#### [GIVEN REQUEST]
Extract all records. Keep each one exact.

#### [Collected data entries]
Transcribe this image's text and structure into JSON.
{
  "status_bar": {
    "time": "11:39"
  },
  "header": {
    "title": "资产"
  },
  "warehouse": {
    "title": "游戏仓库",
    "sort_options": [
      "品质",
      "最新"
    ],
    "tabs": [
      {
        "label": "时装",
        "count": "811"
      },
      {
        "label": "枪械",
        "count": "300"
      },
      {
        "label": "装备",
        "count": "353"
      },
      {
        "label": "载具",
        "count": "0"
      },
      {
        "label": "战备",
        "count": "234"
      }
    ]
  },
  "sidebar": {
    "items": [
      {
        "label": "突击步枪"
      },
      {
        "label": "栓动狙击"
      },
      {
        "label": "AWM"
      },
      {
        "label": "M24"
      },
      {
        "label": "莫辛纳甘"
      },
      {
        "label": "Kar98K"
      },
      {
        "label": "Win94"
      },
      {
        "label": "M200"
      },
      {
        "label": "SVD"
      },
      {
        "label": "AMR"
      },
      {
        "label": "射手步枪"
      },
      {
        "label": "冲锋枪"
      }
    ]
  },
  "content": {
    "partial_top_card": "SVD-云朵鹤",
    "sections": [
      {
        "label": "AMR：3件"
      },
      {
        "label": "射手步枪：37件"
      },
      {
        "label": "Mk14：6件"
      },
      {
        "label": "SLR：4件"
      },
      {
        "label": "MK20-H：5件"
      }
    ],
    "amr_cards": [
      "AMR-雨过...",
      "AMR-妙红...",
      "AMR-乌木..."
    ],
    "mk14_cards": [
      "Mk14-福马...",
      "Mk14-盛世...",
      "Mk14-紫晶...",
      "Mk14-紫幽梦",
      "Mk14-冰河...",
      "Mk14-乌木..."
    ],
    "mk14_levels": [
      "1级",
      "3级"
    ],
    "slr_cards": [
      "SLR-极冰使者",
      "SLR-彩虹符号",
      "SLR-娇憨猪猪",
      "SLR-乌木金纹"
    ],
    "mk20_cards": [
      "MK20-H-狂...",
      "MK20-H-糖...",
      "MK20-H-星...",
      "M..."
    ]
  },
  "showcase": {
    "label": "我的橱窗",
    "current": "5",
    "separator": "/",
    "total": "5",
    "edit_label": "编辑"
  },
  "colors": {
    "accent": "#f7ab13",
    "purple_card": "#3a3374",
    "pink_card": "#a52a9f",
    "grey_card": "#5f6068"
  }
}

#### [EXPECTED ANSWER]
Transcribe this image's text and structure into JSON.
{
  "status_bar": {
    "time": "11:39"
  },
  "header": {
    "title": "资产"
  },
  "warehouse": {
    "title": "游戏仓库",
    "sort_options": [
      "品质",
      "最新"
    ],
    "tabs": [
      {
        "label": "时装",
        "count": "811"
      },
      {
        "label": "枪械",
        "count": "300"
      },
      {
        "label": "装备",
        "count": "353"
      },
      {
        "label": "载具",
        "count": "0"
      },
      {
        "label": "战备",
        "count": "234"
      }
    ]
  },
  "sidebar": {
    "items": [
      {
        "label": "突击步枪"
      },
      {
        "label": "栓动狙击"
      },
      {
        "label": "AWM"
      },
      {
        "label": "M24"
      },
      {
        "label": "莫辛纳甘"
      },
      {
        "label": "Kar98K"
      },
      {
        "label": "Win94"
      },
      {
        "label": "M200"
      },
      {
        "label": "SVD"
      },
      {
        "label": "AMR"
      },
      {
        "label": "射手步枪"
      },
      {
        "label": "冲锋枪"
      }
    ]
  },
  "content": {
    "partial_top_card": "SVD-云朵鹤",
    "sections": [
      {
        "label": "AMR：3件"
      },
      {
        "label": "射手步枪：37件"
      },
      {
        "label": "Mk14：6件"
      },
      {
        "label": "SLR：4件"
      },
      {
        "label": "MK20-H：5件"
      }
    ],
    "amr_cards": [
      "AMR-雨过...",
      "AMR-妙红...",
      "AMR-乌木..."
    ],
    "mk14_cards": [
      "Mk14-福马...",
      "Mk14-盛世...",
      "Mk14-紫晶...",
      "Mk14-紫幽梦",
      "Mk14-冰河...",
      "Mk14-乌木..."
    ],
    "mk14_levels": [
      "1级",
      "3级"
    ],
    "slr_cards": [
      "SLR-极冰使者",
      "SLR-彩虹符号",
      "SLR-娇憨猪猪",
      "SLR-乌木金纹"
    ],
    "mk20_cards": [
      "MK20-H-狂...",
      "MK20-H-糖...",
      "MK20-H-星...",
      "M..."
    ]
  },
  "showcase": {
    "label": "我的橱窗",
    "current": "5",
    "separator": "/",
    "total": "5",
    "edit_label": "编辑"
  },
  "colors": {
    "accent": "#f7ab13",
    "purple_card": "#3a3374",
    "pink_card": "#a52a9f",
    "grey_card": "#5f6068"
  }
}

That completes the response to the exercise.